begin
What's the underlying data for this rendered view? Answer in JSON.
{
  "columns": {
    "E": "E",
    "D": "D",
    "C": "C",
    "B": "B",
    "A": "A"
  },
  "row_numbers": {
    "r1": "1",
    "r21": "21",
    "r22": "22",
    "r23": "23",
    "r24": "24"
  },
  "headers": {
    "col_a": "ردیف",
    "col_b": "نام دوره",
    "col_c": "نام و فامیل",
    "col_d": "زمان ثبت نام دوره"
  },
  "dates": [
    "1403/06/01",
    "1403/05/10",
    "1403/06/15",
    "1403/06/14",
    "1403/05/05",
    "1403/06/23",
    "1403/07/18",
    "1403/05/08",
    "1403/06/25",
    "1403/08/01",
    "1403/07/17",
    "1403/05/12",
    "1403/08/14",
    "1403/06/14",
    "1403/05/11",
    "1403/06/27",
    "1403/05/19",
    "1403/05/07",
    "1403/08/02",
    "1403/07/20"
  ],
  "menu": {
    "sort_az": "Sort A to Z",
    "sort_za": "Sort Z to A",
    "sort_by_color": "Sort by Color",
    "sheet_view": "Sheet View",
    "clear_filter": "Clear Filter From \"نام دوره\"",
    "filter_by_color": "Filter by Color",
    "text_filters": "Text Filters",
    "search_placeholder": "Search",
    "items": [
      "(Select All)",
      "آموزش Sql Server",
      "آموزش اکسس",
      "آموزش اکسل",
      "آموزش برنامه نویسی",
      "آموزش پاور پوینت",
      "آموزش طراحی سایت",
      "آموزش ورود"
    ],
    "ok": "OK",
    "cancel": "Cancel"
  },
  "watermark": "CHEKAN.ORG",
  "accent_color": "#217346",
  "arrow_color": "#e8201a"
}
end
JOB ->
Make an exact copy of all the data.

TASK OUTPUT ->
What's the underlying data for this rendered view? Answer in JSON.
{
  "columns": {
    "E": "E",
    "D": "D",
    "C": "C",
    "B": "B",
    "A": "A"
  },
  "row_numbers": {
    "r1": "1",
    "r21": "21",
    "r22": "22",
    "r23": "23",
    "r24": "24"
  },
  "headers": {
    "col_a": "ردیف",
    "col_b": "نام دوره",
    "col_c": "نام و فامیل",
    "col_d": "زمان ثبت نام دوره"
  },
  "dates": [
    "1403/06/01",
    "1403/05/10",
    "1403/06/15",
    "1403/06/14",
    "1403/05/05",
    "1403/06/23",
    "1403/07/18",
    "1403/05/08",
    "1403/06/25",
    "1403/08/01",
    "1403/07/17",
    "1403/05/12",
    "1403/08/14",
    "1403/06/14",
    "1403/05/11",
    "1403/06/27",
    "1403/05/19",
    "1403/05/07",
    "1403/08/02",
    "1403/07/20"
  ],
  "menu": {
    "sort_az": "Sort A to Z",
    "sort_za": "Sort Z to A",
    "sort_by_color": "Sort by Color",
    "sheet_view": "Sheet View",
    "clear_filter": "Clear Filter From \"نام دوره\"",
    "filter_by_color": "Filter by Color",
    "text_filters": "Text Filters",
    "search_placeholder": "Search",
    "items": [
      "(Select All)",
      "آموزش Sql Server",
      "آموزش اکسس",
      "آموزش اکسل",
      "آموزش برنامه نویسی",
      "آموزش پاور پوینت",
      "آموزش طراحی سایت",
      "آموزش ورود"
    ],
    "ok": "OK",
    "cancel": "Cancel"
  },
  "watermark": "CHEKAN.ORG",
  "accent_color": "#217346",
  "arrow_color": "#e8201a"
}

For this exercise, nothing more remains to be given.